Exercise objective:
For each record that follows, write out an identical copy.

Data provided:
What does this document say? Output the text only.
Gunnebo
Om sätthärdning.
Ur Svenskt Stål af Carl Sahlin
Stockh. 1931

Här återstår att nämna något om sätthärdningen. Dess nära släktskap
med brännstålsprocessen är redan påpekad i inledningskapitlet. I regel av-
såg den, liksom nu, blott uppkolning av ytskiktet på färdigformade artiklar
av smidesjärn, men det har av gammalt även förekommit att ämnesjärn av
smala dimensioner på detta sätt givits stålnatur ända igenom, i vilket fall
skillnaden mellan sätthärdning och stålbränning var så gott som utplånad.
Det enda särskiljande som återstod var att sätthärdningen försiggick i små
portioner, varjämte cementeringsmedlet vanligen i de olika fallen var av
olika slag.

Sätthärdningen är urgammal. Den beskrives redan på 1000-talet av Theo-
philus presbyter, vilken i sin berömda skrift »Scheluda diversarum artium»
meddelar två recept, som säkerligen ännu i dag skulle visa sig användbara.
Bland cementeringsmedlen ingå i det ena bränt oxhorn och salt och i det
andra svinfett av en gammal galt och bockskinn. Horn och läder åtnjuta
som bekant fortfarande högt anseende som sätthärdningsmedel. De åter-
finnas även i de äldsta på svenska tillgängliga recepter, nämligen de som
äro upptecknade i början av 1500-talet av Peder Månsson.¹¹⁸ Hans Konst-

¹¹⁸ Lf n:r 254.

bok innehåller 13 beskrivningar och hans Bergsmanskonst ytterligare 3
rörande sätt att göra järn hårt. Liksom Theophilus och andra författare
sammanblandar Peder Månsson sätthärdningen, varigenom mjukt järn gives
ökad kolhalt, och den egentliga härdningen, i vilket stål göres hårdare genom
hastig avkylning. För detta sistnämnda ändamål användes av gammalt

Answer for this exercise:
What does this document say? Output the text only.
Gunnebo
Om sätthärdning.
Ur Svenskt Stål af Carl Sahlin
Stockh. 1931

Här återstår att nämna något om sätthärdningen. Dess nära släktskap
med brännstålsprocessen är redan påpekad i inledningskapitlet. I regel av-
såg den, liksom nu, blott uppkolning av ytskiktet på färdigformade artiklar
av smidesjärn, men det har av gammalt även förekommit att ämnesjärn av
smala dimensioner på detta sätt givits stålnatur ända igenom, i vilket fall
skillnaden mellan sätthärdning och stålbränning var så gott som utplånad.
Det enda särskiljande som återstod var att sätthärdningen försiggick i små
portioner, varjämte cementeringsmedlet vanligen i de olika fallen var av
olika slag.

Sätthärdningen är urgammal. Den beskrives redan på 1000-talet av Theo-
philus presbyter, vilken i sin berömda skrift »Scheluda diversarum artium»
meddelar två recept, som säkerligen ännu i dag skulle visa sig användbara.
Bland cementeringsmedlen ingå i det ena bränt oxhorn och salt och i det
andra svinfett av en gammal galt och bockskinn. Horn och läder åtnjuta
som bekant fortfarande högt anseende som sätthärdningsmedel. De åter-
finnas även i de äldsta på svenska tillgängliga recepter, nämligen de som
äro upptecknade i början av 1500-talet av Peder Månsson.¹¹⁸ Hans Konst-

¹¹⁸ Lf n:r 254.

bok innehåller 13 beskrivningar och hans Bergsmanskonst ytterligare 3
rörande sätt att göra järn hårt. Liksom Theophilus och andra författare
sammanblandar Peder Månsson sätthärdningen, varigenom mjukt järn gives
ökad kolhalt, och den egentliga härdningen, i vilket stål göres hårdare genom
hastig avkylning. För detta sistnämnda ändamål användes av gammalt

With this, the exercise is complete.